## Set problem
Every entry that follows needs to be repeated exactly.

## Task input
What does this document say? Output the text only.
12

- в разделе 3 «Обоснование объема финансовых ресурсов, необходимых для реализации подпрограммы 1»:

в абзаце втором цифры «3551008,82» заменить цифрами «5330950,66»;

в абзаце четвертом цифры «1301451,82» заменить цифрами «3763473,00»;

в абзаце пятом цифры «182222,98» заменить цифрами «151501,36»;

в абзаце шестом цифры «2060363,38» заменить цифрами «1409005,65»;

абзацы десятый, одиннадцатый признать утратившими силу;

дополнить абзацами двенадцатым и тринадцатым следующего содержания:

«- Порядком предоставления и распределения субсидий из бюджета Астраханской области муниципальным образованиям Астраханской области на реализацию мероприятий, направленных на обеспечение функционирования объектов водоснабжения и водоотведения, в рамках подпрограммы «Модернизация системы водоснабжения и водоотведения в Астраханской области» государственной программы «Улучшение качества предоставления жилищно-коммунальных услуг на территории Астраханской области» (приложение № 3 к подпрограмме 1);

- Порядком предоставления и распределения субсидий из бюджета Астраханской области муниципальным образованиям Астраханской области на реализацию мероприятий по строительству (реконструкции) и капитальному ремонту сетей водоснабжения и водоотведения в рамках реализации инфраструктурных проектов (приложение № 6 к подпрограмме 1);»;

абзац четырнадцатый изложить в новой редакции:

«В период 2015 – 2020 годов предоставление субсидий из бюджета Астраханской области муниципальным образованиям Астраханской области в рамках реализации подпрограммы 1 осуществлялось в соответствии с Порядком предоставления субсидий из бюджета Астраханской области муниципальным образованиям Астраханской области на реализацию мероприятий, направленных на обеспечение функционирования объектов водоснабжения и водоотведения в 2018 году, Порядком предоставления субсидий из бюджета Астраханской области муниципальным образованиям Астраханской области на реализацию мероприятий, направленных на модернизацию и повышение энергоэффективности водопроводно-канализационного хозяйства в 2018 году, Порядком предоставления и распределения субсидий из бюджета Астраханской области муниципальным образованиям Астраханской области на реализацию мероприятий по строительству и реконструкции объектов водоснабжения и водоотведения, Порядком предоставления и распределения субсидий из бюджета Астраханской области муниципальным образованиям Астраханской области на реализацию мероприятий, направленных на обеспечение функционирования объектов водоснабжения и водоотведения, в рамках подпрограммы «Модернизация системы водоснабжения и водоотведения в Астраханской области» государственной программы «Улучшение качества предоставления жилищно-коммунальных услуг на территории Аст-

## Response to the task
What does this document say? Output the text only.
12

- в разделе 3 «Обоснование объема финансовых ресурсов, необходимых для реализации подпрограммы 1»:

в абзаце втором цифры «3551008,82» заменить цифрами «5330950,66»;

в абзаце четвертом цифры «1301451,82» заменить цифрами «3763473,00»;

в абзаце пятом цифры «182222,98» заменить цифрами «151501,36»;

в абзаце шестом цифры «2060363,38» заменить цифрами «1409005,65»;

абзацы десятый, одиннадцатый признать утратившими силу;

дополнить абзацами двенадцатым и тринадцатым следующего содержания:

«- Порядком предоставления и распределения субсидий из бюджета Астраханской области муниципальным образованиям Астраханской области на реализацию мероприятий, направленных на обеспечение функционирования объектов водоснабжения и водоотведения, в рамках подпрограммы «Модернизация системы водоснабжения и водоотведения в Астраханской области» государственной программы «Улучшение качества предоставления жилищно-коммунальных услуг на территории Астраханской области» (приложение № 3 к подпрограмме 1);

- Порядком предоставления и распределения субсидий из бюджета Астраханской области муниципальным образованиям Астраханской области на реализацию мероприятий по строительству (реконструкции) и капитальному ремонту сетей водоснабжения и водоотведения в рамках реализации инфраструктурных проектов (приложение № 6 к подпрограмме 1);»;

абзац четырнадцатый изложить в новой редакции:

«В период 2015 – 2020 годов предоставление субсидий из бюджета Астраханской области муниципальным образованиям Астраханской области в рамках реализации подпрограммы 1 осуществлялось в соответствии с Порядком предоставления субсидий из бюджета Астраханской области муниципальным образованиям Астраханской области на реализацию мероприятий, направленных на обеспечение функционирования объектов водоснабжения и водоотведения в 2018 году, Порядком предоставления субсидий из бюджета Астраханской области муниципальным образованиям Астраханской области на реализацию мероприятий, направленных на модернизацию и повышение энергоэффективности водопроводно-канализационного хозяйства в 2018 году, Порядком предоставления и распределения субсидий из бюджета Астраханской области муниципальным образованиям Астраханской области на реализацию мероприятий по строительству и реконструкции объектов водоснабжения и водоотведения, Порядком предоставления и распределения субсидий из бюджета Астраханской области муниципальным образованиям Астраханской области на реализацию мероприятий, направленных на обеспечение функционирования объектов водоснабжения и водоотведения, в рамках подпрограммы «Модернизация системы водоснабжения и водоотведения в Астраханской области» государственной программы «Улучшение качества предоставления жилищно-коммунальных услуг на территории Аст-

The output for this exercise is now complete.